WHAT TO WORK ON
Locate the string "structure" in the listing below. Copy every line where it is found.

PROVIDED RECORDS
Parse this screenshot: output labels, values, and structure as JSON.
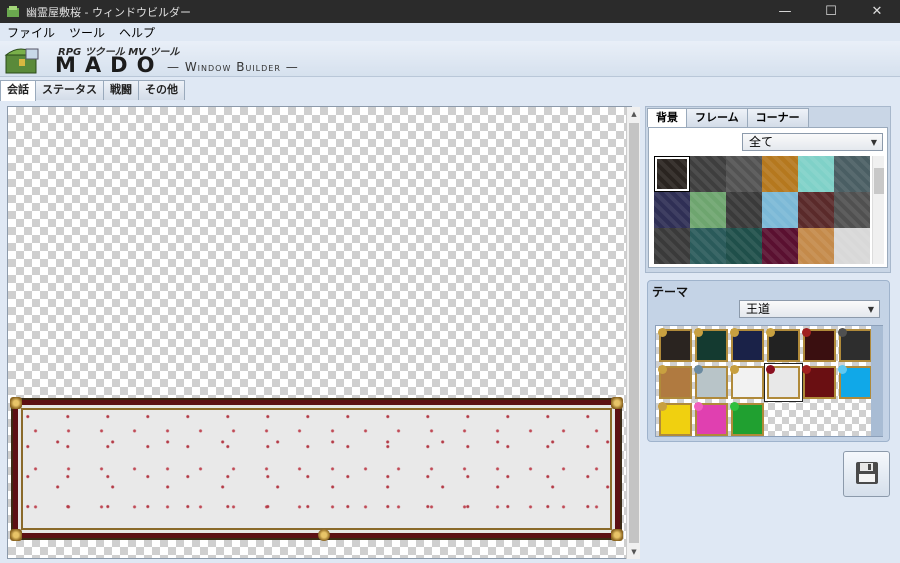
{
  "window": {
    "title": "幽霊屋敷桜 - ウィンドウビルダー",
    "minimize": "—",
    "maximize": "☐",
    "close": "✕"
  },
  "menu": {
    "items": [
      "ファイル",
      "ツール",
      "ヘルプ"
    ]
  },
  "header": {
    "subtitle": "RPG ツクール MV ツール",
    "brand": "MADO",
    "brand_sub": "— Window Builder —"
  },
  "tabs": [
    {
      "label": "会話",
      "active": true
    },
    {
      "label": "ステータス",
      "active": false
    },
    {
      "label": "戦闘",
      "active": false
    },
    {
      "label": "その他",
      "active": false
    }
  ],
  "panel": {
    "tabs": [
      {
        "label": "背景",
        "active": true
      },
      {
        "label": "フレーム",
        "active": false
      },
      {
        "label": "コーナー",
        "active": false
      }
    ],
    "filter_value": "全て",
    "backgrounds": [
      "#2a2420",
      "#3e3e3e",
      "#525252",
      "#b5781e",
      "#7fd1c8",
      "#4a5e63",
      "#2f2f55",
      "#6ea56f",
      "#3a3a3a",
      "#7bb8d6",
      "#5a2a2a",
      "#505050",
      "#3a3a3a",
      "#2a5a5a",
      "#1f4f4a",
      "#5a1030",
      "#c48a4a",
      "#d8d8d8"
    ],
    "selected_background": 0
  },
  "theme": {
    "label": "テーマ",
    "value": "王道",
    "items": [
      {
        "bg": "#2a2420",
        "gem": "#c8a040"
      },
      {
        "bg": "#143a30",
        "gem": "#c8a040"
      },
      {
        "bg": "#1a2248",
        "gem": "#c8a040"
      },
      {
        "bg": "#222222",
        "gem": "#c8a040"
      },
      {
        "bg": "#3a0f10",
        "gem": "#a02020"
      },
      {
        "bg": "#2e2e2e",
        "gem": "#505050"
      },
      {
        "bg": "#b07a40",
        "gem": "#c8a040"
      },
      {
        "bg": "#b8c4c8",
        "gem": "#6a8aa0"
      },
      {
        "bg": "#f2f2f2",
        "gem": "#c8a040"
      },
      {
        "bg": "#e8e8e8",
        "gem": "#8a1020"
      },
      {
        "bg": "#6a0f12",
        "gem": "#a02020"
      },
      {
        "bg": "#10a8e8",
        "gem": "#60c8f0"
      },
      {
        "bg": "#f0d010",
        "gem": "#c8a040"
      },
      {
        "bg": "#e040b0",
        "gem": "#f060c0"
      },
      {
        "bg": "#20a030",
        "gem": "#30c040"
      }
    ],
    "selected_theme": 9
  },
  "colors": {
    "accent": "#dfe8f4",
    "frame": "#5c0f14"
  }
}
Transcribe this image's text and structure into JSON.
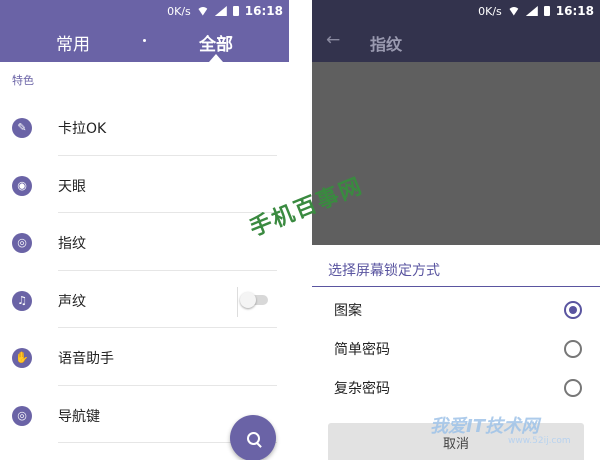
{
  "status_bar": {
    "speed": "0K/s",
    "time": "16:18"
  },
  "left": {
    "tabs": [
      "常用",
      "全部"
    ],
    "section": "特色",
    "items": [
      {
        "label": "卡拉OK",
        "icon": "pen-icon"
      },
      {
        "label": "天眼",
        "icon": "eye-icon"
      },
      {
        "label": "指纹",
        "icon": "fingerprint-icon"
      },
      {
        "label": "声纹",
        "icon": "voice-print-icon",
        "toggle": false
      },
      {
        "label": "语音助手",
        "icon": "hand-icon"
      },
      {
        "label": "导航键",
        "icon": "nav-key-icon"
      }
    ],
    "fab": "search-icon"
  },
  "right": {
    "title": "指纹",
    "dialog": {
      "title": "选择屏幕锁定方式",
      "options": [
        {
          "label": "图案",
          "selected": true
        },
        {
          "label": "简单密码",
          "selected": false
        },
        {
          "label": "复杂密码",
          "selected": false
        }
      ],
      "cancel": "取消"
    }
  },
  "watermarks": {
    "green": "手机百事网",
    "blue": "我爱IT技术网",
    "url": "www.52ij.com"
  },
  "colors": {
    "accent": "#6a63a6",
    "dark_header": "#33334d",
    "dim_overlay": "#5f5f5f"
  }
}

SOLUTION
Parse this screenshot: output labels, values, and structure as JSON.
Transcribe this image's text and structure into JSON.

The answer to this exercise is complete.